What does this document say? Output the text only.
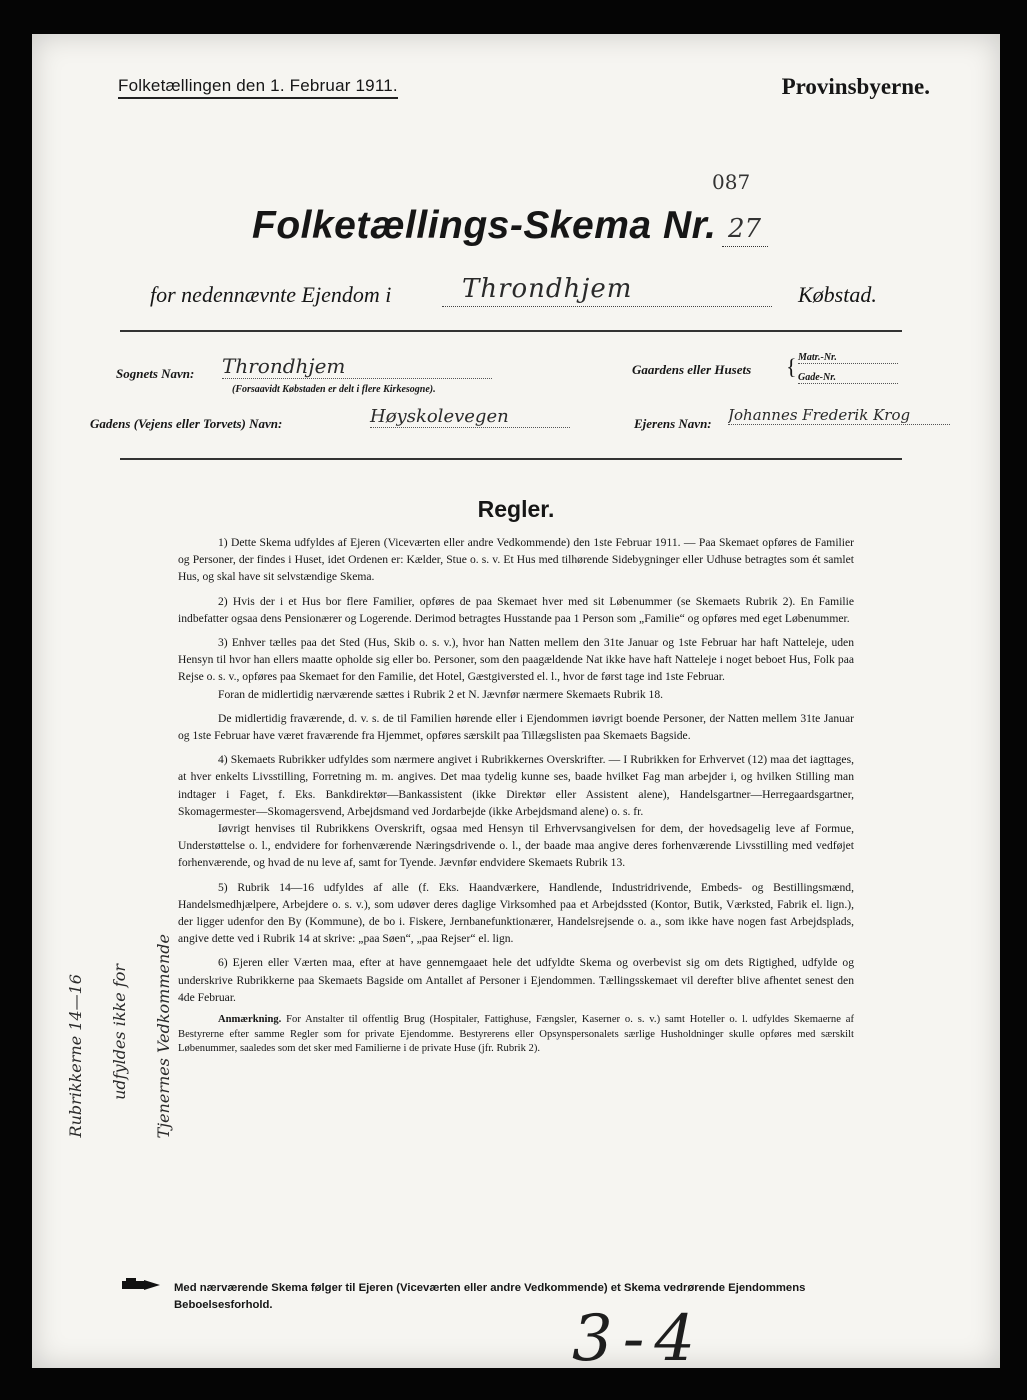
Folketællingen den 1. Februar 1911.	Provinsbyerne.
087
Folketællings-Skema Nr. 27
for nedennævnte Ejendom i	Throndhjem	Købstad.
Sognets Navn: Throndhjem
(Forsaavidt Købstaden er delt i flere Kirkesogne).
Gaardens eller Husets { Matr.-Nr.
Gade-Nr.
Gadens (Vejens eller Torvets) Navn:	Høyskolevegen	Ejerens Navn: Johannes Frederik Krog
Regler.

1) Dette Skema udfyldes af Ejeren (Viceværten eller andre Vedkommende) den 1ste Februar 1911. — Paa Skemaet opføres de Familier og Personer, der findes i Huset, idet Ordenen er: Kælder, Stue o. s. v. Et Hus med tilhørende Sidebygninger eller Udhuse betragtes som ét samlet Hus, og skal have sit selvstændige Skema.

2) Hvis der i et Hus bor flere Familier, opføres de paa Skemaet hver med sit Løbenummer (se Skemaets Rubrik 2). En Familie indbefatter ogsaa dens Pensionærer og Logerende. Derimod betragtes Husstande paa 1 Person som „Familie“ og opføres med eget Løbenummer.

3) Enhver tælles paa det Sted (Hus, Skib o. s. v.), hvor han Natten mellem den 31te Januar og 1ste Februar har haft Natteleje, uden Hensyn til hvor han ellers maatte opholde sig eller bo. Personer, som den paagældende Nat ikke have haft Natteleje i noget beboet Hus, Folk paa Rejse o. s. v., opføres paa Skemaet for den Familie, det Hotel, Gæstgiversted el. l., hvor de først tage ind 1ste Februar.

Foran de midlertidig nærværende sættes i Rubrik 2 et N. Jævnfør nærmere Skemaets Rubrik 18.

De midlertidig fraværende, d. v. s. de til Familien hørende eller i Ejendommen iøvrigt boende Personer, der Natten mellem 31te Januar og 1ste Februar have været fraværende fra Hjemmet, opføres særskilt paa Tillægslisten paa Skemaets Bagside.

4) Skemaets Rubrikker udfyldes som nærmere angivet i Rubrikkernes Overskrifter. — I Rubrikken for Erhvervet (12) maa det iagttages, at hver enkelts Livsstilling, Forretning m. m. angives. Det maa tydelig kunne ses, baade hvilket Fag man arbejder i, og hvilken Stilling man indtager i Faget, f. Eks. Bankdirektør—Bankassistent (ikke Direktør eller Assistent alene), Handelsgartner—Herregaardsgartner, Skomagermester—Skomagersvend, Arbejdsmand ved Jordarbejde (ikke Arbejdsmand alene) o. s. fr.

Iøvrigt henvises til Rubrikkens Overskrift, ogsaa med Hensyn til Erhvervsangivelsen for dem, der hovedsagelig leve af Formue, Understøttelse o. l., endvidere for forhenværende Næringsdrivende o. l., der baade maa angive deres forhenværende Livsstilling med vedføjet forhenværende, og hvad de nu leve af, samt for Tyende. Jævnfør endvidere Skemaets Rubrik 13.

5) Rubrik 14—16 udfyldes af alle (f. Eks. Haandværkere, Handlende, Industridrivende, Embeds- og Bestillingsmænd, Handelsmedhjælpere, Arbejdere o. s. v.), som udøver deres daglige Virksomhed paa et Arbejdssted (Kontor, Butik, Værksted, Fabrik el. lign.), der ligger udenfor den By (Kommune), de bo i. Fiskere, Jernbanefunktionærer, Handelsrejsende o. a., som ikke have nogen fast Arbejdsplads, angive dette ved i Rubrik 14 at skrive: „paa Søen“, „paa Rejser“ el. lign.

6) Ejeren eller Værten maa, efter at have gennemgaaet hele det udfyldte Skema og overbevist sig om dets Rigtighed, udfylde og underskrive Rubrikkerne paa Skemaets Bagside om Antallet af Personer i Ejendommen. Tællingsskemaet vil derefter blive afhentet senest den 4de Februar.

Anmærkning. For Anstalter til offentlig Brug (Hospitaler, Fattighuse, Fængsler, Kaserner o. s. v.) samt Hoteller o. l. udfyldes Skemaerne af Bestyrerne efter samme Regler som for private Ejendomme. Bestyrerens eller Opsynspersonalets særlige Husholdninger skulle opføres med særskilt Løbenummer, saaledes som det sker med Familierne i de private Huse (jfr. Rubrik 2).

Rubrikkerne 14—16 udfyldes ikke for Tjenernes Vedkommende
Med nærværende Skema følger til Ejeren (Viceværten eller andre Vedkommende) et Skema vedrørende Ejendommens Beboelsesforhold.	3-4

——————

__EXERCISE OBJECTIVE__
All of the data needs repeating exactly, but the pictures do not.

__CORRECT RESPONSE__
What does this document say? Output the text only.
Folketællingen den 1. Februar 1911.	Provinsbyerne.
087
Folketællings-Skema Nr. 27
for nedennævnte Ejendom i	Throndhjem	Købstad.
Sognets Navn: Throndhjem
(Forsaavidt Købstaden er delt i flere Kirkesogne).
Gaardens eller Husets { Matr.-Nr.
Gade-Nr.
Gadens (Vejens eller Torvets) Navn:	Høyskolevegen	Ejerens Navn: Johannes Frederik Krog
Regler.

1) Dette Skema udfyldes af Ejeren (Viceværten eller andre Vedkommende) den 1ste Februar 1911. — Paa Skemaet opføres de Familier og Personer, der findes i Huset, idet Ordenen er: Kælder, Stue o. s. v. Et Hus med tilhørende Sidebygninger eller Udhuse betragtes som ét samlet Hus, og skal have sit selvstændige Skema.

2) Hvis der i et Hus bor flere Familier, opføres de paa Skemaet hver med sit Løbenummer (se Skemaets Rubrik 2). En Familie indbefatter ogsaa dens Pensionærer og Logerende. Derimod betragtes Husstande paa 1 Person som „Familie“ og opføres med eget Løbenummer.

3) Enhver tælles paa det Sted (Hus, Skib o. s. v.), hvor han Natten mellem den 31te Januar og 1ste Februar har haft Natteleje, uden Hensyn til hvor han ellers maatte opholde sig eller bo. Personer, som den paagældende Nat ikke have haft Natteleje i noget beboet Hus, Folk paa Rejse o. s. v., opføres paa Skemaet for den Familie, det Hotel, Gæstgiversted el. l., hvor de først tage ind 1ste Februar.

Foran de midlertidig nærværende sættes i Rubrik 2 et N. Jævnfør nærmere Skemaets Rubrik 18.

De midlertidig fraværende, d. v. s. de til Familien hørende eller i Ejendommen iøvrigt boende Personer, der Natten mellem 31te Januar og 1ste Februar have været fraværende fra Hjemmet, opføres særskilt paa Tillægslisten paa Skemaets Bagside.

4) Skemaets Rubrikker udfyldes som nærmere angivet i Rubrikkernes Overskrifter. — I Rubrikken for Erhvervet (12) maa det iagttages, at hver enkelts Livsstilling, Forretning m. m. angives. Det maa tydelig kunne ses, baade hvilket Fag man arbejder i, og hvilken Stilling man indtager i Faget, f. Eks. Bankdirektør—Bankassistent (ikke Direktør eller Assistent alene), Handelsgartner—Herregaardsgartner, Skomagermester—Skomagersvend, Arbejdsmand ved Jordarbejde (ikke Arbejdsmand alene) o. s. fr.

Iøvrigt henvises til Rubrikkens Overskrift, ogsaa med Hensyn til Erhvervsangivelsen for dem, der hovedsagelig leve af Formue, Understøttelse o. l., endvidere for forhenværende Næringsdrivende o. l., der baade maa angive deres forhenværende Livsstilling med vedføjet forhenværende, og hvad de nu leve af, samt for Tyende. Jævnfør endvidere Skemaets Rubrik 13.

5) Rubrik 14—16 udfyldes af alle (f. Eks. Haandværkere, Handlende, Industridrivende, Embeds- og Bestillingsmænd, Handelsmedhjælpere, Arbejdere o. s. v.), som udøver deres daglige Virksomhed paa et Arbejdssted (Kontor, Butik, Værksted, Fabrik el. lign.), der ligger udenfor den By (Kommune), de bo i. Fiskere, Jernbanefunktionærer, Handelsrejsende o. a., som ikke have nogen fast Arbejdsplads, angive dette ved i Rubrik 14 at skrive: „paa Søen“, „paa Rejser“ el. lign.

6) Ejeren eller Værten maa, efter at have gennemgaaet hele det udfyldte Skema og overbevist sig om dets Rigtighed, udfylde og underskrive Rubrikkerne paa Skemaets Bagside om Antallet af Personer i Ejendommen. Tællingsskemaet vil derefter blive afhentet senest den 4de Februar.

Anmærkning. For Anstalter til offentlig Brug (Hospitaler, Fattighuse, Fængsler, Kaserner o. s. v.) samt Hoteller o. l. udfyldes Skemaerne af Bestyrerne efter samme Regler som for private Ejendomme. Bestyrerens eller Opsynspersonalets særlige Husholdninger skulle opføres med særskilt Løbenummer, saaledes som det sker med Familierne i de private Huse (jfr. Rubrik 2).

Rubrikkerne 14—16 udfyldes ikke for Tjenernes Vedkommende
Med nærværende Skema følger til Ejeren (Viceværten eller andre Vedkommende) et Skema vedrørende Ejendommens Beboelsesforhold.	3-4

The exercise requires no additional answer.